- EXERCISE DETAILS: Keep only the lines of the listing that include the word "text", and copy them.

**********

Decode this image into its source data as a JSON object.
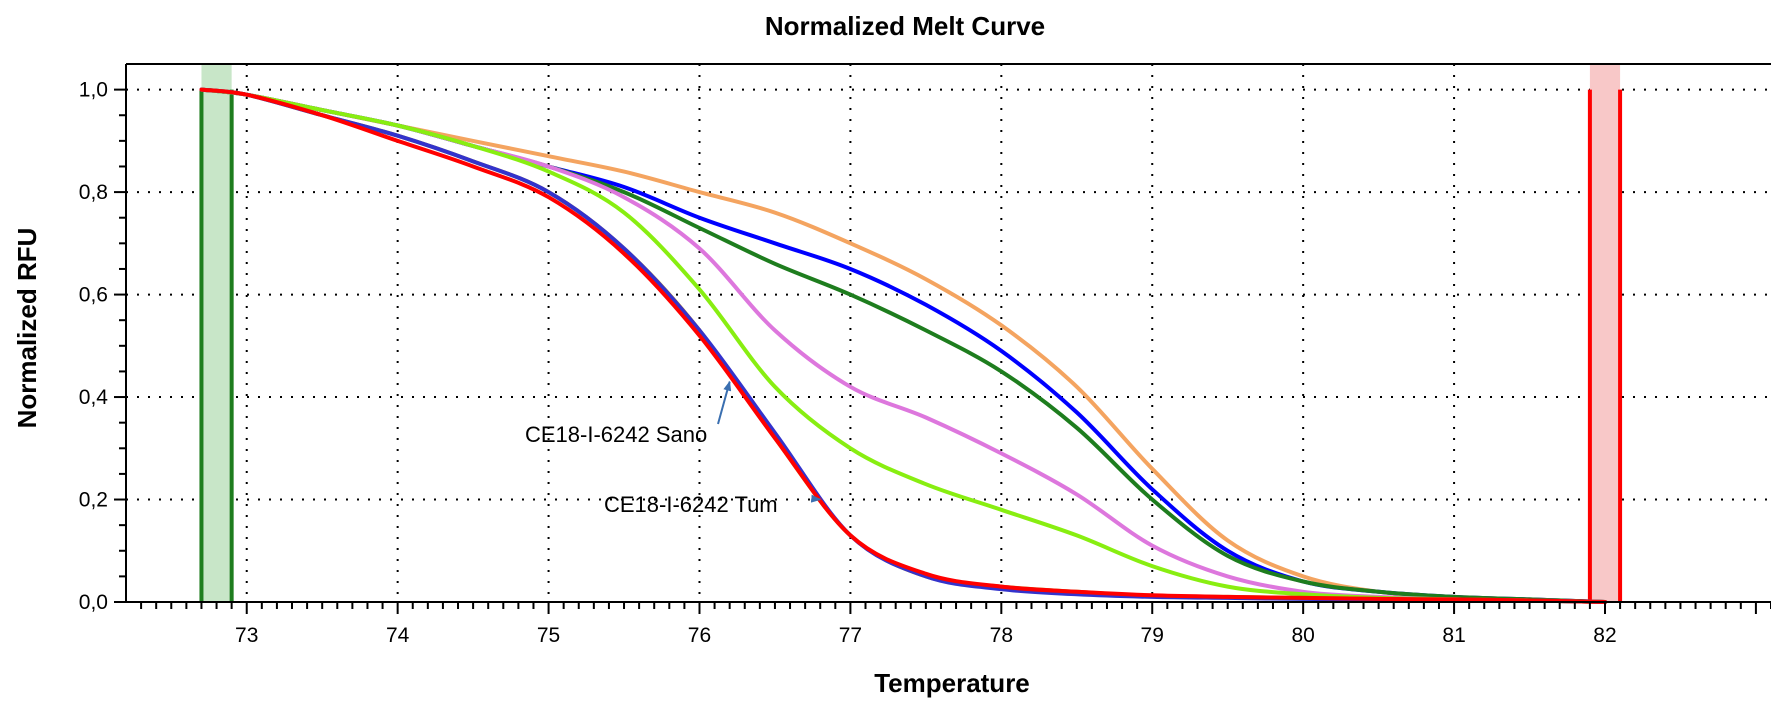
{
  "chart_data": {
    "type": "line",
    "title": "Normalized Melt Curve",
    "xlabel": "Temperature",
    "ylabel": "Normalized RFU",
    "xlim": [
      72.2,
      83.1
    ],
    "ylim": [
      0.0,
      1.05
    ],
    "x_ticks": [
      73,
      74,
      75,
      76,
      77,
      78,
      79,
      80,
      81,
      82
    ],
    "x_tick_labels": [
      "73",
      "74",
      "75",
      "76",
      "77",
      "78",
      "79",
      "80",
      "81",
      "82"
    ],
    "y_ticks": [
      0.0,
      0.2,
      0.4,
      0.6,
      0.8,
      1.0
    ],
    "y_tick_labels": [
      "0,0",
      "0,2",
      "0,4",
      "0,6",
      "0,8",
      "1,0"
    ],
    "grid": true,
    "series": [
      {
        "color": "#f4a460",
        "x": [
          72.7,
          73,
          73.5,
          74,
          74.5,
          75,
          75.5,
          76,
          76.5,
          77,
          77.5,
          78,
          78.5,
          79,
          79.5,
          80,
          80.5,
          81,
          81.5,
          82
        ],
        "values": [
          1.0,
          0.99,
          0.96,
          0.93,
          0.9,
          0.87,
          0.84,
          0.8,
          0.76,
          0.7,
          0.63,
          0.54,
          0.42,
          0.26,
          0.12,
          0.05,
          0.02,
          0.01,
          0.005,
          0.0
        ]
      },
      {
        "color": "#0000ff",
        "x": [
          72.7,
          73,
          73.5,
          74,
          74.5,
          75,
          75.5,
          76,
          76.5,
          77,
          77.5,
          78,
          78.5,
          79,
          79.5,
          80,
          80.5,
          81,
          81.5,
          82
        ],
        "values": [
          1.0,
          0.99,
          0.96,
          0.93,
          0.89,
          0.85,
          0.81,
          0.75,
          0.7,
          0.65,
          0.58,
          0.49,
          0.37,
          0.22,
          0.1,
          0.04,
          0.02,
          0.01,
          0.005,
          0.0
        ]
      },
      {
        "color": "#1e7d1e",
        "x": [
          72.7,
          73,
          73.5,
          74,
          74.5,
          75,
          75.5,
          76,
          76.5,
          77,
          77.5,
          78,
          78.5,
          79,
          79.5,
          80,
          80.5,
          81,
          81.5,
          82
        ],
        "values": [
          1.0,
          0.99,
          0.96,
          0.93,
          0.89,
          0.85,
          0.8,
          0.73,
          0.66,
          0.6,
          0.53,
          0.45,
          0.34,
          0.2,
          0.09,
          0.04,
          0.02,
          0.01,
          0.005,
          0.0
        ]
      },
      {
        "color": "#dd77dd",
        "x": [
          72.7,
          73,
          73.5,
          74,
          74.5,
          75,
          75.5,
          76,
          76.5,
          77,
          77.5,
          78,
          78.5,
          79,
          79.5,
          80,
          80.5,
          81,
          81.5,
          82
        ],
        "values": [
          1.0,
          0.99,
          0.96,
          0.93,
          0.89,
          0.85,
          0.79,
          0.69,
          0.53,
          0.42,
          0.36,
          0.29,
          0.21,
          0.11,
          0.05,
          0.02,
          0.01,
          0.005,
          0.003,
          0.0
        ]
      },
      {
        "color": "#88ee11",
        "x": [
          72.7,
          73,
          73.5,
          74,
          74.5,
          75,
          75.5,
          76,
          76.5,
          77,
          77.5,
          78,
          78.5,
          79,
          79.5,
          80,
          80.5,
          81,
          81.5,
          82
        ],
        "values": [
          1.0,
          0.99,
          0.96,
          0.93,
          0.89,
          0.84,
          0.76,
          0.61,
          0.42,
          0.3,
          0.23,
          0.18,
          0.13,
          0.07,
          0.03,
          0.015,
          0.008,
          0.005,
          0.003,
          0.0
        ]
      },
      {
        "color": "#b8860b",
        "x": [
          72.7,
          73,
          73.5,
          74,
          74.5,
          75,
          75.5,
          76,
          76.5,
          77,
          77.5,
          78,
          78.5,
          79,
          79.5,
          80,
          80.5,
          81,
          81.5,
          82
        ],
        "values": [
          1.0,
          0.99,
          0.95,
          0.91,
          0.86,
          0.8,
          0.69,
          0.53,
          0.32,
          0.13,
          0.05,
          0.03,
          0.02,
          0.012,
          0.01,
          0.008,
          0.006,
          0.005,
          0.003,
          0.0
        ]
      },
      {
        "color": "#3333cc",
        "x": [
          72.7,
          73,
          73.5,
          74,
          74.5,
          75,
          75.5,
          76,
          76.5,
          77,
          77.5,
          78,
          78.5,
          79,
          79.5,
          80,
          80.5,
          81,
          81.5,
          82
        ],
        "values": [
          1.0,
          0.99,
          0.95,
          0.91,
          0.86,
          0.8,
          0.69,
          0.53,
          0.33,
          0.13,
          0.05,
          0.025,
          0.015,
          0.01,
          0.008,
          0.006,
          0.005,
          0.004,
          0.003,
          0.0
        ]
      },
      {
        "color": "#ff0000",
        "x": [
          72.7,
          73,
          73.5,
          74,
          74.5,
          75,
          75.5,
          76,
          76.5,
          77,
          77.5,
          78,
          78.5,
          79,
          79.5,
          80,
          80.5,
          81,
          81.5,
          82
        ],
        "values": [
          1.0,
          0.99,
          0.95,
          0.9,
          0.85,
          0.79,
          0.68,
          0.52,
          0.32,
          0.13,
          0.055,
          0.03,
          0.02,
          0.013,
          0.01,
          0.008,
          0.006,
          0.005,
          0.003,
          0.0
        ]
      }
    ],
    "annotations": [
      {
        "text": "CE18-I-6242 Sano",
        "x": 76.2,
        "y": 0.43
      },
      {
        "text": "CE18-I-6242 Tum",
        "x": 76.8,
        "y": 0.2
      }
    ],
    "regions": [
      {
        "color": "#1e7d1e",
        "fill": "#c8e6c8",
        "x_start": 72.7,
        "x_end": 72.9
      },
      {
        "color": "#ff0000",
        "fill": "#f8c8c8",
        "x_start": 81.9,
        "x_end": 82.1
      }
    ]
  }
}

**********

- REPLY:
        "text": "CE18-I-6242 Sano",
        "text": "CE18-I-6242 Tum",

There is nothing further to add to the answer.